▸ STATED PROBLEM: From the entries below, copy every line where the string "Performance" appears.

#####

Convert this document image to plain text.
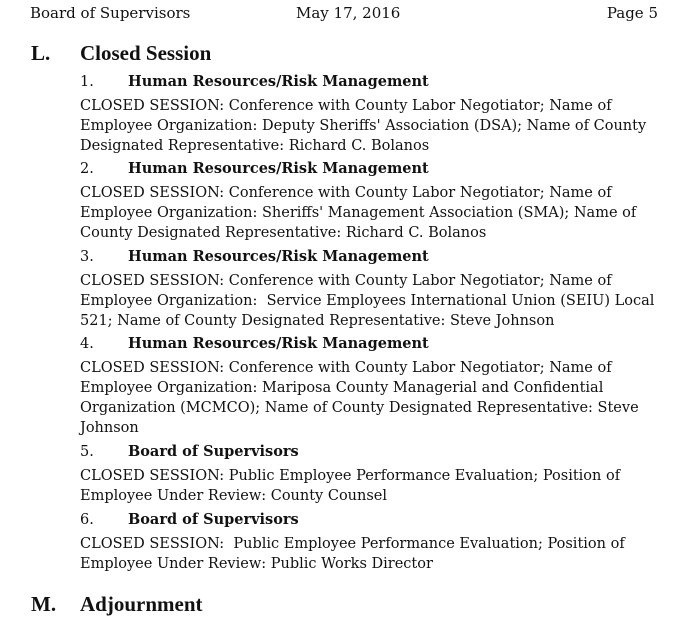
Board of Supervisors	May 17, 2016	Page 5
L. Closed Session
1. Human Resources/Risk Management
CLOSED SESSION: Conference with County Labor Negotiator; Name of
Employee Organization: Deputy Sheriffs' Association (DSA); Name of County
Designated Representative: Richard C. Bolanos
2. Human Resources/Risk Management
CLOSED SESSION: Conference with County Labor Negotiator; Name of
Employee Organization: Sheriffs' Management Association (SMA); Name of
County Designated Representative: Richard C. Bolanos
3. Human Resources/Risk Management
CLOSED SESSION: Conference with County Labor Negotiator; Name of
Employee Organization:  Service Employees International Union (SEIU) Local
521; Name of County Designated Representative: Steve Johnson
4. Human Resources/Risk Management
CLOSED SESSION: Conference with County Labor Negotiator; Name of
Employee Organization: Mariposa County Managerial and Confidential
Organization (MCMCO); Name of County Designated Representative: Steve
Johnson
5. Board of Supervisors
CLOSED SESSION: Public Employee Performance Evaluation; Position of
Employee Under Review: County Counsel
6. Board of Supervisors
CLOSED SESSION:  Public Employee Performance Evaluation; Position of
Employee Under Review: Public Works Director
M. Adjournment
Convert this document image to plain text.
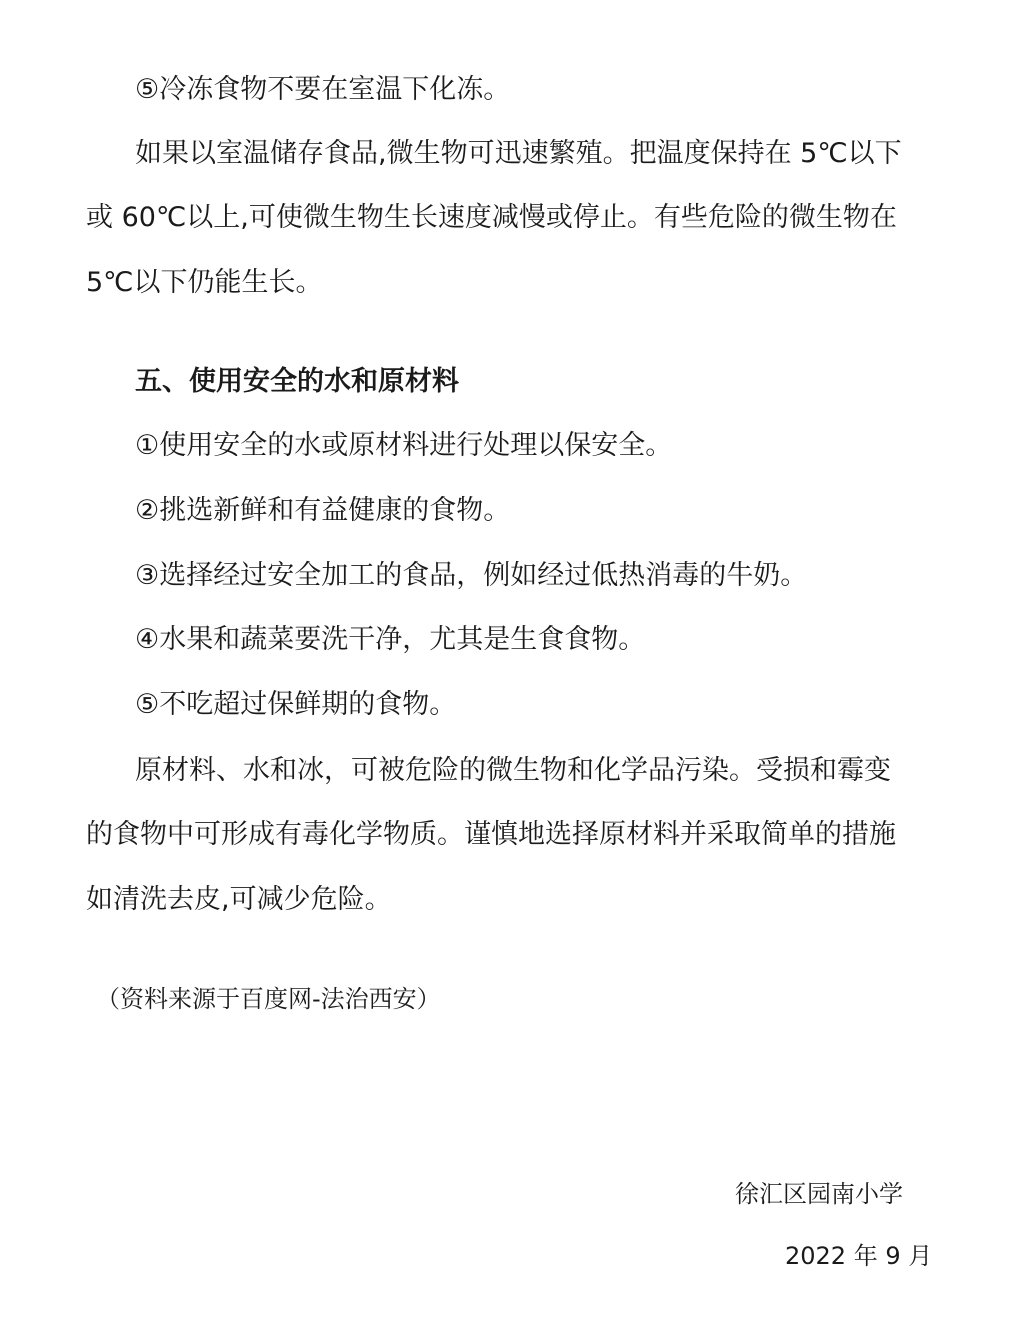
⑤冷冻食物不要在室温下化冻。

如果以室温储存食品,微生物可迅速繁殖。把温度保持在 5℃以下

或 60℃以上,可使微生物生长速度减慢或停止。有些危险的微生物在

5℃以下仍能生长。

五、使用安全的水和原材料

①使用安全的水或原材料进行处理以保安全。

②挑选新鲜和有益健康的食物。

③选择经过安全加工的食品，例如经过低热消毒的牛奶。

④水果和蔬菜要洗干净，尤其是生食食物。

⑤不吃超过保鲜期的食物。

原材料、水和冰，可被危险的微生物和化学品污染。受损和霉变

的食物中可形成有毒化学物质。谨慎地选择原材料并采取简单的措施

如清洗去皮,可减少危险。

（资料来源于百度网-法治西安）

徐汇区园南小学

2022 年 9 月
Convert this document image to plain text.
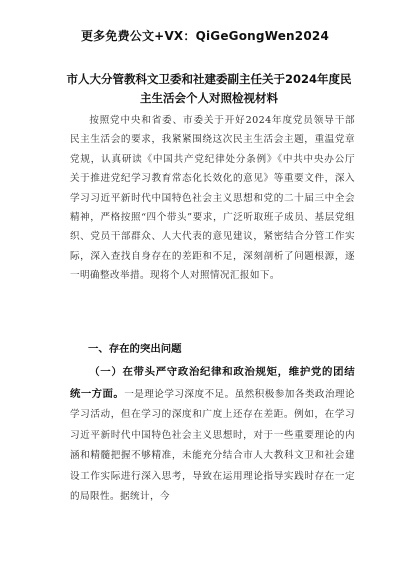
更多免费公文+VX：QiGeGongWen2024
市人大分管教科文卫委和社建委副主任关于2024年度民主生活会个人对照检视材料
按照党中央和省委、市委关于开好2024年度党员领导干部民主生活会的要求，我紧紧围绕这次民主生活会主题，重温党章党规，认真研读《中国共产党纪律处分条例》《中共中央办公厅关于推进党纪学习教育常态化长效化的意见》等重要文件，深入学习习近平新时代中国特色社会主义思想和党的二十届三中全会精神，严格按照“四个带头”要求，广泛听取班子成员、基层党组织、党员干部群众、人大代表的意见建议，紧密结合分管工作实际，深入查找自身存在的差距和不足，深刻剖析了问题根源，逐一明确整改举措。现将个人对照情况汇报如下。
一、存在的突出问题
（一）在带头严守政治纪律和政治规矩，维护党的团结统一方面。一是理论学习深度不足。虽然积极参加各类政治理论学习活动，但在学习的深度和广度上还存在差距。例如，在学习习近平新时代中国特色社会主义思想时，对于一些重要理论的内涵和精髓把握不够精准，未能充分结合市人大教科文卫和社会建设工作实际进行深入思考，导致在运用理论指导实践时存在一定的局限性。据统计，今
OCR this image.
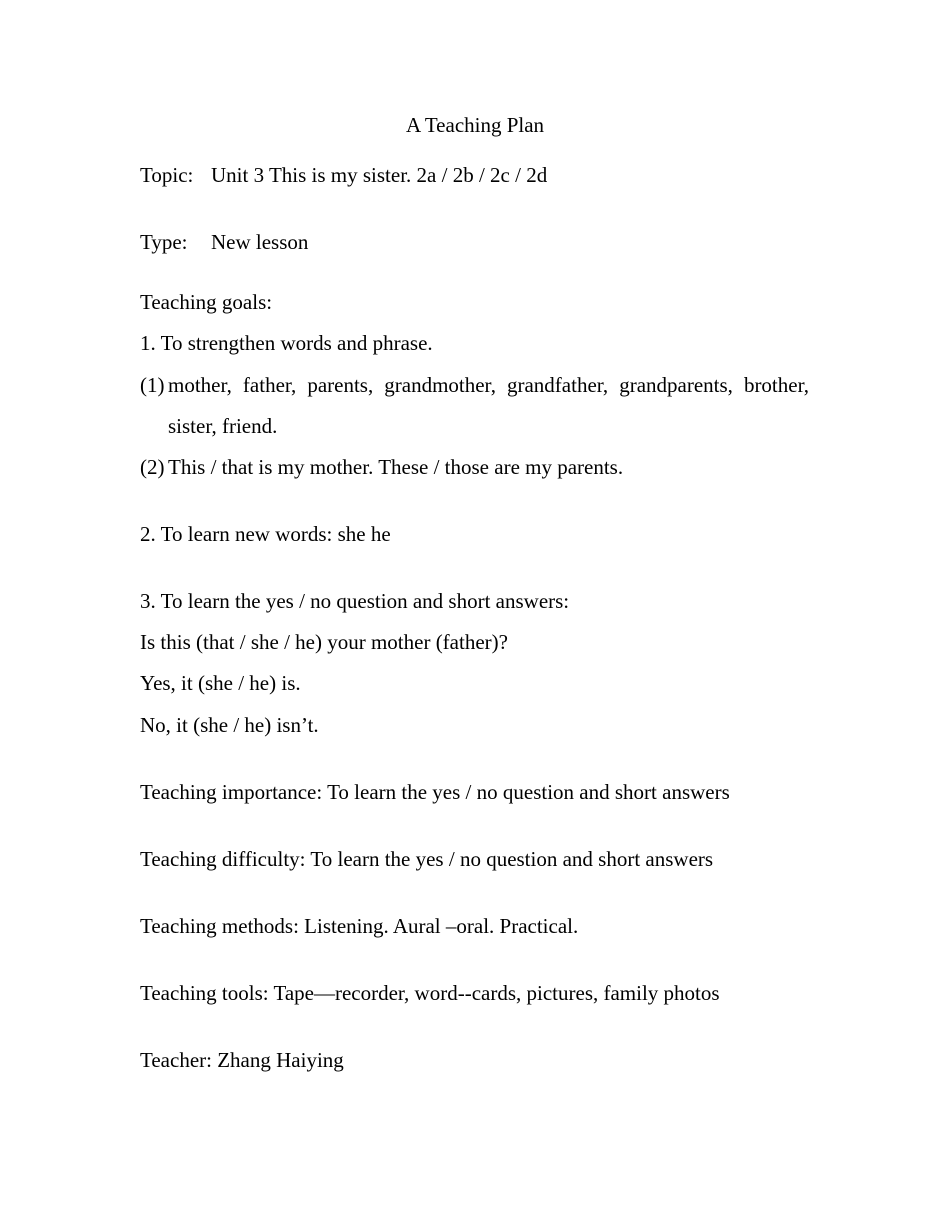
A Teaching Plan
Topic: Unit 3 This is my sister. 2a / 2b / 2c / 2d
Type: New lesson
Teaching goals:
1. To strengthen words and phrase.
(1) mother, father, parents, grandmother, grandfather, grandparents, brother,
sister, friend.
(2) This / that is my mother. These / those are my parents.
2. To learn new words: she he
3. To learn the yes / no question and short answers:
Is this (that / she / he) your mother (father)?
Yes, it (she / he) is.
No, it (she / he) isn’t.
Teaching importance: To learn the yes / no question and short answers
Teaching difficulty: To learn the yes / no question and short answers
Teaching methods: Listening. Aural –oral. Practical.
Teaching tools: Tape—recorder, word--cards, pictures, family photos
Teacher: Zhang Haiying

#####

▸ OUTPUT OF THE TASK:
CLOSED SESSION: Public Employee Performance Evaluation; Position of
CLOSED SESSION:  Public Employee Performance Evaluation; Position of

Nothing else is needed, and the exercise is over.